┌─ Dataset content
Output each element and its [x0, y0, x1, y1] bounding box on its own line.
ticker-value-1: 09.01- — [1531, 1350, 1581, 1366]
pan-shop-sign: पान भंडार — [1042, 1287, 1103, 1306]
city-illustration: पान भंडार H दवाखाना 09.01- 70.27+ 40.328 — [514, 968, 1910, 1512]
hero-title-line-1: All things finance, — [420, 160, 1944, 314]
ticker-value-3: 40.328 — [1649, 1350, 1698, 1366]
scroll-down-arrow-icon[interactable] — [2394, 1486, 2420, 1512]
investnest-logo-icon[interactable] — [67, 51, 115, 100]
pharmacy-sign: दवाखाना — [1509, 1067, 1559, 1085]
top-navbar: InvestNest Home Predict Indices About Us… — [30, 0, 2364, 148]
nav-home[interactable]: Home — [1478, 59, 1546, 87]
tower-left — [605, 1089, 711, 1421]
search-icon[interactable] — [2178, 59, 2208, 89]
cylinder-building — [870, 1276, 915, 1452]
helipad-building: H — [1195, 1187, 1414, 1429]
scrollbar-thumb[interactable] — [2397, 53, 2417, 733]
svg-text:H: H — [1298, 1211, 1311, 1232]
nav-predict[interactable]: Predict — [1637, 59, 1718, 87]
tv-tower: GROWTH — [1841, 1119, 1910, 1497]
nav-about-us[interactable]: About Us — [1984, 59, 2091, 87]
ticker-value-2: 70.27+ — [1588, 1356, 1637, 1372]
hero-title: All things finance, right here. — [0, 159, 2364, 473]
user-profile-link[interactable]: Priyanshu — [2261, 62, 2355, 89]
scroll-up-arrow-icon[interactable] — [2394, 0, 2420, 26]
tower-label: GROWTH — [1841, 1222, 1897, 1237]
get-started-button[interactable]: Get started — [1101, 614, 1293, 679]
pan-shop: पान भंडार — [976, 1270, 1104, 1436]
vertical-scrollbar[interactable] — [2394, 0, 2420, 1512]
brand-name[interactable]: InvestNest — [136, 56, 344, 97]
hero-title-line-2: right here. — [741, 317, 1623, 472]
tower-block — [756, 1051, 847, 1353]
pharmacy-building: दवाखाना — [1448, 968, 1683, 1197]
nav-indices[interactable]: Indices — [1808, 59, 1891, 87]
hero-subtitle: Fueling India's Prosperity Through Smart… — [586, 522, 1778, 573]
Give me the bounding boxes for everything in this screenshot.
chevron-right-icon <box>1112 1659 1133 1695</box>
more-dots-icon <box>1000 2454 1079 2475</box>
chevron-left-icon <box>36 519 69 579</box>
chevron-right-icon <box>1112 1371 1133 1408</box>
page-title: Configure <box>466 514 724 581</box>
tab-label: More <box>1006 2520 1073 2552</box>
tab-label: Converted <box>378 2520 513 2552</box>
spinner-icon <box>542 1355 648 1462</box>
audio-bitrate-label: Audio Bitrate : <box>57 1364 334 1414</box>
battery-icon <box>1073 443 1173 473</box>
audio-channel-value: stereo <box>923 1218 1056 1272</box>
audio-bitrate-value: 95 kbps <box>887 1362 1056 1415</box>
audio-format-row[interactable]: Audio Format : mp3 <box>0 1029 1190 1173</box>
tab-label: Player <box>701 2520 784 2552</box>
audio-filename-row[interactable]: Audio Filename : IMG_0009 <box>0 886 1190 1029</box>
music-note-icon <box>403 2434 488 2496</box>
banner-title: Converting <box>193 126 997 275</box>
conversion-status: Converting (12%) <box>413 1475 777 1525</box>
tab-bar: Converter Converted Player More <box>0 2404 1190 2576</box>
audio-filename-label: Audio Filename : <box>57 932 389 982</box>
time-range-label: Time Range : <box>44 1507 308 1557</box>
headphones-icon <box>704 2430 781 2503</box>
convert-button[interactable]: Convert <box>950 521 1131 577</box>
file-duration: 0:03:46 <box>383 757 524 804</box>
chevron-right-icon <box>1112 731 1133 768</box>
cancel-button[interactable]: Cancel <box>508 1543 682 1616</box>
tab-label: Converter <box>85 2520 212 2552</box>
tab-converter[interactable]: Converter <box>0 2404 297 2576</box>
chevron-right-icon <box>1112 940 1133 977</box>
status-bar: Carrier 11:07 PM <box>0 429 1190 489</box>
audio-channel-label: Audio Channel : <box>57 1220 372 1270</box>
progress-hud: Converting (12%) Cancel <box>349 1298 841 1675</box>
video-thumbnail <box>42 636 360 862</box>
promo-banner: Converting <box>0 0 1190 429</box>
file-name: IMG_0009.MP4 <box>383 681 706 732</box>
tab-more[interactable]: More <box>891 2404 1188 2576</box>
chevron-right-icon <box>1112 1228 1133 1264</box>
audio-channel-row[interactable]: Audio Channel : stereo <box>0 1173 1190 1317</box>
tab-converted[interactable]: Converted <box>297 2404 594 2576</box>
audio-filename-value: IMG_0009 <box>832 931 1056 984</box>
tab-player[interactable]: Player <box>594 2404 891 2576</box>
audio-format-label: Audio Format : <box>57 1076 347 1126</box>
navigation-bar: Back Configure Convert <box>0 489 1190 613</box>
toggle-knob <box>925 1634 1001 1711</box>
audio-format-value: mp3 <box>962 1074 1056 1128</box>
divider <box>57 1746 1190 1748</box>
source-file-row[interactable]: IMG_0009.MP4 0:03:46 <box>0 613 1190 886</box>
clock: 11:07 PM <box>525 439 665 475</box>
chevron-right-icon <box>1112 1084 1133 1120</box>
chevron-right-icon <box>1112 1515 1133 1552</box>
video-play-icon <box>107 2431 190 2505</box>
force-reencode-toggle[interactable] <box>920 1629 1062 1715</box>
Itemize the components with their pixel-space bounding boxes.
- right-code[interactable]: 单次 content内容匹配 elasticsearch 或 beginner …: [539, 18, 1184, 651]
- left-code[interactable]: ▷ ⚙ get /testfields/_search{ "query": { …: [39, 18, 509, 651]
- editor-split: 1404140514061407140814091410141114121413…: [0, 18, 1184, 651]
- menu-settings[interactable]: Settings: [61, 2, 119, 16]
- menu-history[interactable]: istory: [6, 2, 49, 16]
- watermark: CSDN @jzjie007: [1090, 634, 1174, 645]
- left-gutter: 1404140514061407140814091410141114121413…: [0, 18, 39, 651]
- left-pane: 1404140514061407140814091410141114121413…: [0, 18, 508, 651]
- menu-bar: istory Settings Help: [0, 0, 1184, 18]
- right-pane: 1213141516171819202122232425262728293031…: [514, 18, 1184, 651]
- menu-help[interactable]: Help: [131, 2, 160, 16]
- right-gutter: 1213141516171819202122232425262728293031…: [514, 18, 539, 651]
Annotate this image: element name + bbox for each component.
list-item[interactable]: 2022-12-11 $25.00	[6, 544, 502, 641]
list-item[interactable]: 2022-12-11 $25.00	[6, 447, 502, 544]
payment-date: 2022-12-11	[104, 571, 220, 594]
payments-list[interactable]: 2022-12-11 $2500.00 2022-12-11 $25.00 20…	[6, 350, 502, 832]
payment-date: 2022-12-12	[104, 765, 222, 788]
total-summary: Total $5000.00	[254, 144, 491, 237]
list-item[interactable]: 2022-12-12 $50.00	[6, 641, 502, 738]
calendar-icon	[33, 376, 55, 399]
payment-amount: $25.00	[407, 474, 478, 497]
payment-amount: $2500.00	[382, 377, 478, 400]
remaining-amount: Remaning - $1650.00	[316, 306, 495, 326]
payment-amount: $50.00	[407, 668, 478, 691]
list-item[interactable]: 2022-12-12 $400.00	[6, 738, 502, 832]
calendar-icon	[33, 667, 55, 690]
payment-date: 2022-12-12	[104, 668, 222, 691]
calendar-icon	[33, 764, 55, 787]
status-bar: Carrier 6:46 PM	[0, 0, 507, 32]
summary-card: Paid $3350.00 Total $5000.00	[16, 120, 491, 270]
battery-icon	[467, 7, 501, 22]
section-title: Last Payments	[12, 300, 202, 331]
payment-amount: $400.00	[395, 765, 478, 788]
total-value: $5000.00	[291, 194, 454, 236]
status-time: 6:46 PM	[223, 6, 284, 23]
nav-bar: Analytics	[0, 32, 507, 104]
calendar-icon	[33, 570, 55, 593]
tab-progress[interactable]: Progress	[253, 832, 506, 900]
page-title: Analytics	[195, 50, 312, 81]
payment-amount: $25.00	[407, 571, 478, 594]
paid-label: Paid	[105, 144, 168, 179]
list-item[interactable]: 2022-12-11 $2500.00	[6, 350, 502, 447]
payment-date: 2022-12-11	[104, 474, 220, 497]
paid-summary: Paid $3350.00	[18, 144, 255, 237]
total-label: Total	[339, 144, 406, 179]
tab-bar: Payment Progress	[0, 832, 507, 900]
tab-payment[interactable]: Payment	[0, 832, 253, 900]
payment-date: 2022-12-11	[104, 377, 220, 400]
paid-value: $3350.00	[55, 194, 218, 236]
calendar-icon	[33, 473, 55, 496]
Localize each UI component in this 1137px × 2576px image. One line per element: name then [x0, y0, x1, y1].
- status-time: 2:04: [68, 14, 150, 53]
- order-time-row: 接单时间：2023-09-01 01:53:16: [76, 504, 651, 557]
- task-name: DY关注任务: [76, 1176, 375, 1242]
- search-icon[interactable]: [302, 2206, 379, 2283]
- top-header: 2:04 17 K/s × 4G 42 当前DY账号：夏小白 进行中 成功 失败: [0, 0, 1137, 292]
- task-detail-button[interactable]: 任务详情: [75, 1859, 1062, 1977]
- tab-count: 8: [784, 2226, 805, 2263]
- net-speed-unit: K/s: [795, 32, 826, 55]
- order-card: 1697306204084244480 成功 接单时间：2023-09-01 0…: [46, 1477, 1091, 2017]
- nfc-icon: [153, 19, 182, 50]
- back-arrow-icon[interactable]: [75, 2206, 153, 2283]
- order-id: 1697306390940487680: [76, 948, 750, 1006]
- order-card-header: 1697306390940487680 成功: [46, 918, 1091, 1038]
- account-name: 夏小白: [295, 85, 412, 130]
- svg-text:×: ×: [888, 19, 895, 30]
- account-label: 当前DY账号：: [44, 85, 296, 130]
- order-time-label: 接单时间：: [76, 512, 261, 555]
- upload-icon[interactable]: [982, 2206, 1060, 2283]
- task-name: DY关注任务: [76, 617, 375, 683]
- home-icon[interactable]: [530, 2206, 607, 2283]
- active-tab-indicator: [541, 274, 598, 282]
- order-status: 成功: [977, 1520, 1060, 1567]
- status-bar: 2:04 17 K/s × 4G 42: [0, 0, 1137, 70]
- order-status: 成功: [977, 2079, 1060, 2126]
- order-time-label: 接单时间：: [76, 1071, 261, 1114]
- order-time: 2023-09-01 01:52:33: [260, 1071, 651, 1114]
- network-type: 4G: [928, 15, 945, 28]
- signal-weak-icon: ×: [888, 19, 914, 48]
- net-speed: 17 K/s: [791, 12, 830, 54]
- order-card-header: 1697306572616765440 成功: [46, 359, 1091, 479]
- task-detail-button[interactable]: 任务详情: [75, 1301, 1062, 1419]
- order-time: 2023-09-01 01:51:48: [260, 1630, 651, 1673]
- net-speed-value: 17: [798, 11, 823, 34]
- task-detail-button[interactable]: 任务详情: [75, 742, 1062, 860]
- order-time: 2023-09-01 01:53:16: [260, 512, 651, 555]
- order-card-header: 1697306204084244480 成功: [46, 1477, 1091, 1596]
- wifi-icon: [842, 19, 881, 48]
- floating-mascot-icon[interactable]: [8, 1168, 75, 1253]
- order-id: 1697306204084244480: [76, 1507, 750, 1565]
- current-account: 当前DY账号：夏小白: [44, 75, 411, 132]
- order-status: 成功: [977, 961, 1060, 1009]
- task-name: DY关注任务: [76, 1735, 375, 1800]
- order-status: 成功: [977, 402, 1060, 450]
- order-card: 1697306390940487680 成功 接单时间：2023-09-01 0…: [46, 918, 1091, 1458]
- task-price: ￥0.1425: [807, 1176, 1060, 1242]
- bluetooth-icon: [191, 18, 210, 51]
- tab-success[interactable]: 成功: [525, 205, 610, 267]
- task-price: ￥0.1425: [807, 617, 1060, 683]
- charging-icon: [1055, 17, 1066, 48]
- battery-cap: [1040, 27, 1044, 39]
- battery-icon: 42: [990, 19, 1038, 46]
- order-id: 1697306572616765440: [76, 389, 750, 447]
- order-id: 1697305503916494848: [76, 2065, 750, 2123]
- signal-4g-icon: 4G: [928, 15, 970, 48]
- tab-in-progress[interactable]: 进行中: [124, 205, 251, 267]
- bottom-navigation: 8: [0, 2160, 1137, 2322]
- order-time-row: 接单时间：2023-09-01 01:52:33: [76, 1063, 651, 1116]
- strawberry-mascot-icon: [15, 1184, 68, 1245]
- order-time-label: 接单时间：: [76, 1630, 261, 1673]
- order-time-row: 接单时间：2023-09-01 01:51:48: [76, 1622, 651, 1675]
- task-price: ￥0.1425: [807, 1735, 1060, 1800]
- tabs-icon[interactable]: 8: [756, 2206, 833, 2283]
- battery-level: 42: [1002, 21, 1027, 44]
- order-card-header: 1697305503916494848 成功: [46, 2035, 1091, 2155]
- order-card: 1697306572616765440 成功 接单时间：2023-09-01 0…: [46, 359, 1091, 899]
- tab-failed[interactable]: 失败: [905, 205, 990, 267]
└─
Problem statement: Update the lines starting at the first line and ending at the line that contains "top-navbar: InvestNest Home", changing "bounding box" to "enclosing box" and keeping everything else unchanged.

Task response:
Output each element and its [x0, y0, x1, y1] enclosing box on its own line.
ticker-value-1: 09.01- — [1531, 1350, 1581, 1366]
pan-shop-sign: पान भंडार — [1042, 1287, 1103, 1306]
city-illustration: पान भंडार H दवाखाना 09.01- 70.27+ 40.328 — [514, 968, 1910, 1512]
hero-title-line-1: All things finance, — [420, 160, 1944, 314]
ticker-value-3: 40.328 — [1649, 1350, 1698, 1366]
scroll-down-arrow-icon[interactable] — [2394, 1486, 2420, 1512]
investnest-logo-icon[interactable] — [67, 51, 115, 100]
pharmacy-sign: दवाखाना — [1509, 1067, 1559, 1085]
top-navbar: InvestNest Home Predict Indices About Us… — [30, 0, 2364, 148]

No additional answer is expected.